* Aim of the task *
Copy each of the following items word for word, with no changes.

* * * * * * *

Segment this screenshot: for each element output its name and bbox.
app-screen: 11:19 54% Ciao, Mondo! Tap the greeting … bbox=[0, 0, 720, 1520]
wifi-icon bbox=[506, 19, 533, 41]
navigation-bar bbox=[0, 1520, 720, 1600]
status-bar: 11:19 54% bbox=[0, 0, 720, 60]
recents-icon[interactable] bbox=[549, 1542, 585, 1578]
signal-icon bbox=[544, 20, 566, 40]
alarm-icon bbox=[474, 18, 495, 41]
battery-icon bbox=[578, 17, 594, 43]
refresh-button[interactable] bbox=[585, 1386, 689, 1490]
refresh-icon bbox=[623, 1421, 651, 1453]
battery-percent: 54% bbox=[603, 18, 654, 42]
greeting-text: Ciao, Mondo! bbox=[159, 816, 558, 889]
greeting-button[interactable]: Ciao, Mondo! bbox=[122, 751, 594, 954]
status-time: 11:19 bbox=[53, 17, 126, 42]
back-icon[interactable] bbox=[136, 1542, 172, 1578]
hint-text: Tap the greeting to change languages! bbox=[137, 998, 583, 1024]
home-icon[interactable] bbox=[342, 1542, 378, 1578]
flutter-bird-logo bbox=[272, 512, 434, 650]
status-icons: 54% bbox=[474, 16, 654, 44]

* * * * * * *

* Task response *
Segment this screenshot: for each element output its name and bbox.
app-screen: 11:19 54% Ciao, Mondo! Tap the greeting … bbox=[0, 0, 720, 1520]
wifi-icon bbox=[506, 19, 533, 41]
navigation-bar bbox=[0, 1520, 720, 1600]
status-bar: 11:19 54% bbox=[0, 0, 720, 60]
recents-icon[interactable] bbox=[549, 1542, 585, 1578]
signal-icon bbox=[544, 20, 566, 40]
alarm-icon bbox=[474, 18, 495, 41]
battery-icon bbox=[578, 17, 594, 43]
refresh-button[interactable] bbox=[585, 1386, 689, 1490]
refresh-icon bbox=[623, 1421, 651, 1453]
battery-percent: 54% bbox=[603, 18, 654, 42]
greeting-text: Ciao, Mondo! bbox=[159, 816, 558, 889]
greeting-button[interactable]: Ciao, Mondo! bbox=[122, 751, 594, 954]
status-time: 11:19 bbox=[53, 17, 126, 42]
back-icon[interactable] bbox=[136, 1542, 172, 1578]
hint-text: Tap the greeting to change languages! bbox=[137, 998, 583, 1024]
home-icon[interactable] bbox=[342, 1542, 378, 1578]
flutter-bird-logo bbox=[272, 512, 434, 650]
status-icons: 54% bbox=[474, 16, 654, 44]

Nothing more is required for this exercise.